** start of INFORMATION GIVEN **
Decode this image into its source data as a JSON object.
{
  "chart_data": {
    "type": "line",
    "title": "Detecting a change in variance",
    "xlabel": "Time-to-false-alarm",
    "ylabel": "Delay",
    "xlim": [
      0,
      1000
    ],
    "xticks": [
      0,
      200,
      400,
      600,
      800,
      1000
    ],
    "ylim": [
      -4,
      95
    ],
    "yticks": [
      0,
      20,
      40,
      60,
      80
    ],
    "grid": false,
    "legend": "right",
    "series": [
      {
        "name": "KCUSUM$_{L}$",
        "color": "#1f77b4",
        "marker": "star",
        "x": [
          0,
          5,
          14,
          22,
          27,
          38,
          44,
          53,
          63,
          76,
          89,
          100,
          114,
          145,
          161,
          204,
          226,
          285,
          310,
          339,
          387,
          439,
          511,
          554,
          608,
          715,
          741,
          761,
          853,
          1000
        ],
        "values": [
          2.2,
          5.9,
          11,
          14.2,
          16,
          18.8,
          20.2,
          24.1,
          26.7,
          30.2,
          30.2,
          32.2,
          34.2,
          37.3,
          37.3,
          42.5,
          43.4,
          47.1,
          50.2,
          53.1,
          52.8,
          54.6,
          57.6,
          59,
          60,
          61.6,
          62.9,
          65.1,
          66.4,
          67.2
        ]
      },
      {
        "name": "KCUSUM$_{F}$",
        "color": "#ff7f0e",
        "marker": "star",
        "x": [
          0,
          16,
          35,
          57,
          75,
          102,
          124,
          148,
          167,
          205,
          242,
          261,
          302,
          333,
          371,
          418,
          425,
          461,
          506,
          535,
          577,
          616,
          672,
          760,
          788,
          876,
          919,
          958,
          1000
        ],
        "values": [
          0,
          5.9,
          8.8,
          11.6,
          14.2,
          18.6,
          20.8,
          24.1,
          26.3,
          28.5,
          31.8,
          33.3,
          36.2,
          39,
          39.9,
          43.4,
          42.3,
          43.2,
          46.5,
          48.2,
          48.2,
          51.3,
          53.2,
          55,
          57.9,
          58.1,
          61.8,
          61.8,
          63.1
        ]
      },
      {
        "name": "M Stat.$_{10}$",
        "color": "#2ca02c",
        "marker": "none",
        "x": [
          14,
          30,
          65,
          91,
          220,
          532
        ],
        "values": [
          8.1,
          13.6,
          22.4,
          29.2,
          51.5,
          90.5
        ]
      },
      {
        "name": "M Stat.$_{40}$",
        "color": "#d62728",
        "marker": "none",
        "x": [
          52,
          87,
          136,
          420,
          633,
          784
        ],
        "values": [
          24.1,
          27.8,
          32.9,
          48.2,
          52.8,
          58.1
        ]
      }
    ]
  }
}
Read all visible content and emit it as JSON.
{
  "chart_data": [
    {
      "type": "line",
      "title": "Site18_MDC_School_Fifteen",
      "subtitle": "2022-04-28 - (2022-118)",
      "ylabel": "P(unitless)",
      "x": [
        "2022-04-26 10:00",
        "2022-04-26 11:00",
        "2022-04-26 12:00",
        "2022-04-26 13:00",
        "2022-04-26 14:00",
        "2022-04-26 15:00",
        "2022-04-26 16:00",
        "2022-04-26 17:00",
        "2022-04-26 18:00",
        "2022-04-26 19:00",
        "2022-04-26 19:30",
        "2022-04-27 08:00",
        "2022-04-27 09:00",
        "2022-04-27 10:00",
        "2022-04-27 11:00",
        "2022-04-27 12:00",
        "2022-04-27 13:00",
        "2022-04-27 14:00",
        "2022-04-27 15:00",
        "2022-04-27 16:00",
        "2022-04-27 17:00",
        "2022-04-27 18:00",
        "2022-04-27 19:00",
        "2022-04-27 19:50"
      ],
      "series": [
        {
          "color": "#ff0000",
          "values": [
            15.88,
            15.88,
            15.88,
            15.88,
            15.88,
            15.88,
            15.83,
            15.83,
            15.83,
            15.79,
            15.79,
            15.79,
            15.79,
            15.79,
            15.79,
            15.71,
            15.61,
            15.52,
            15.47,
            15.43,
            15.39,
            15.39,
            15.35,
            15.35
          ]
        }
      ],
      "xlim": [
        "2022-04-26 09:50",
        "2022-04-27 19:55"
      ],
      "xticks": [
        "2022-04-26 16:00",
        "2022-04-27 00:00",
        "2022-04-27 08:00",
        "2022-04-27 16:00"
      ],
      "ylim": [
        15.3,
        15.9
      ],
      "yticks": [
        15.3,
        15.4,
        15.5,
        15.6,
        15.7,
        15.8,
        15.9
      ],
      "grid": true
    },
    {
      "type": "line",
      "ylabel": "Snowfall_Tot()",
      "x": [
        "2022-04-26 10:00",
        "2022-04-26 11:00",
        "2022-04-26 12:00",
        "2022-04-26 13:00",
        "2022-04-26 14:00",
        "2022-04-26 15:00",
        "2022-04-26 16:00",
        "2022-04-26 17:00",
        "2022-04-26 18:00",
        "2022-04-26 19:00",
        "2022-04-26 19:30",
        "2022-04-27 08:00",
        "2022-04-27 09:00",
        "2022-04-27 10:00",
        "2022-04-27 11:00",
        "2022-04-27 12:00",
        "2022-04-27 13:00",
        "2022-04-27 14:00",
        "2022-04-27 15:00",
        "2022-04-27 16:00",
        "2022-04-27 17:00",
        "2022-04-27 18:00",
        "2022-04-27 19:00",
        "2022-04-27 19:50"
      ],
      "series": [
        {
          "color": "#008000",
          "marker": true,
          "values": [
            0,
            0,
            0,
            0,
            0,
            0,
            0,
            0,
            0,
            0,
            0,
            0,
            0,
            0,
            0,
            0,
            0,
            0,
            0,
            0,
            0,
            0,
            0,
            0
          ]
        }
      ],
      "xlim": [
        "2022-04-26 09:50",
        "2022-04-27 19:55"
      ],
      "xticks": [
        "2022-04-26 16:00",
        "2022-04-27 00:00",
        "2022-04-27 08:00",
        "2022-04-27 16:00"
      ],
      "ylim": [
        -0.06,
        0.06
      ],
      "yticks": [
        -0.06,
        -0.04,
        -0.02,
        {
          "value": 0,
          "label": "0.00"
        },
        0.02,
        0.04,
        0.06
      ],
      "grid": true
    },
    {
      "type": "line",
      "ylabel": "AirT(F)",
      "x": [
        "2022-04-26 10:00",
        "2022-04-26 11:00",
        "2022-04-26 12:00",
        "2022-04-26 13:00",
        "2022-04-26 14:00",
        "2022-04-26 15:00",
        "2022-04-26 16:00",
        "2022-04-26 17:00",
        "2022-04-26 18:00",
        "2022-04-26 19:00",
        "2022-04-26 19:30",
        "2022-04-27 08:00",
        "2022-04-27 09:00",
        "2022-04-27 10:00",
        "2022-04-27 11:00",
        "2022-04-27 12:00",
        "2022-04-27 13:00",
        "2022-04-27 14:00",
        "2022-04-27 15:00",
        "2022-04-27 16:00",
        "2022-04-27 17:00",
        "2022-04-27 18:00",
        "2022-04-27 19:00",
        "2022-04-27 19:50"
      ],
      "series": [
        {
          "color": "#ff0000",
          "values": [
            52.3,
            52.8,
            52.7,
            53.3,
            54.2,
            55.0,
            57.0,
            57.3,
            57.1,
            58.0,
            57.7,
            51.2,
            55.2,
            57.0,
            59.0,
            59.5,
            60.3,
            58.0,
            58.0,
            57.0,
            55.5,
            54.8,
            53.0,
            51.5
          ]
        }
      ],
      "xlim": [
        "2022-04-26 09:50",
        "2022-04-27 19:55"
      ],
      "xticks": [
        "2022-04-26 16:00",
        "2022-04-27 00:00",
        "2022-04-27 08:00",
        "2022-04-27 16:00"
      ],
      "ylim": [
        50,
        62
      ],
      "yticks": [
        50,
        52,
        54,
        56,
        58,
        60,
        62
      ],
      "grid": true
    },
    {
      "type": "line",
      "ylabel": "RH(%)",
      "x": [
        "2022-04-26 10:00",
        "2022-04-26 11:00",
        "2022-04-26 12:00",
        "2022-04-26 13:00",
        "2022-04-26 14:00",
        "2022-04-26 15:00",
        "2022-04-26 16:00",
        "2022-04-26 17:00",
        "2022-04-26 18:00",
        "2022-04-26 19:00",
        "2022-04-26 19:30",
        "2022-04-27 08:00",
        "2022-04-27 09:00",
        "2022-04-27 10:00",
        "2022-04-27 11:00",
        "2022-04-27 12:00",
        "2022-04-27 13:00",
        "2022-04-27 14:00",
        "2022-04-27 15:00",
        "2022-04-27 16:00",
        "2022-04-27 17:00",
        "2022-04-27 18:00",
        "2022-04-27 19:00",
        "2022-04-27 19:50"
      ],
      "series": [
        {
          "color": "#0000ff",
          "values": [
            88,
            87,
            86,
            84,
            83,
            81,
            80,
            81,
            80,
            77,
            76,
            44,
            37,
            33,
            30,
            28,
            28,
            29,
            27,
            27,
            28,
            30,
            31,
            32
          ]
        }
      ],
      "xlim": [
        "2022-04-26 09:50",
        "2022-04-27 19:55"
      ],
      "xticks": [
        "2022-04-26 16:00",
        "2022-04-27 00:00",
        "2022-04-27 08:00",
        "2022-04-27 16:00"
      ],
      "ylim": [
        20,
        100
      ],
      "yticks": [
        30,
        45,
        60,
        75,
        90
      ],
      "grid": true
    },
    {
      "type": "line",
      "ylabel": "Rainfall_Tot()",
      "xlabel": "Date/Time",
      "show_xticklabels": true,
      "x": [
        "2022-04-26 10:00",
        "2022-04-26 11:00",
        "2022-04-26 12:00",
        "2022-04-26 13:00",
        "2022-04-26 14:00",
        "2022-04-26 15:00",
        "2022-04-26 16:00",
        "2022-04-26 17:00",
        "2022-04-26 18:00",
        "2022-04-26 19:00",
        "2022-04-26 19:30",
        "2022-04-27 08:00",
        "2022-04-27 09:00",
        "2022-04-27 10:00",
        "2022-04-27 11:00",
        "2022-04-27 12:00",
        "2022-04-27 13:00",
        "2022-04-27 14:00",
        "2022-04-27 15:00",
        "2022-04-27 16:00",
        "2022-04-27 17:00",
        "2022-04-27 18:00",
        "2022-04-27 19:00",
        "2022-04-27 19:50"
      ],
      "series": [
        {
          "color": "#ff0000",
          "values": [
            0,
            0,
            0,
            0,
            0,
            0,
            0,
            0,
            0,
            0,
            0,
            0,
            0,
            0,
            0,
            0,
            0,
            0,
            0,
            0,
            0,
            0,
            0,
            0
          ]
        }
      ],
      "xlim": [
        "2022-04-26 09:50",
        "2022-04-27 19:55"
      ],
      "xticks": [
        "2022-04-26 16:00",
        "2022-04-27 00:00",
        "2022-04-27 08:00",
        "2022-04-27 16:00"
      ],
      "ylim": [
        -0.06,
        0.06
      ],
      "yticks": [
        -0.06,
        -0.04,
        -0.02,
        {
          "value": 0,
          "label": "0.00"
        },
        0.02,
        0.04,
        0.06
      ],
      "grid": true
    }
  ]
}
** end of INFORMATION GIVEN **
## WHAT YOU ARE ASKED TO DO
Copy out every line of the listing that includes the string "false".

## WRITTEN SOLUTION
    "xlabel": "Time-to-false-alarm",
    "grid": false,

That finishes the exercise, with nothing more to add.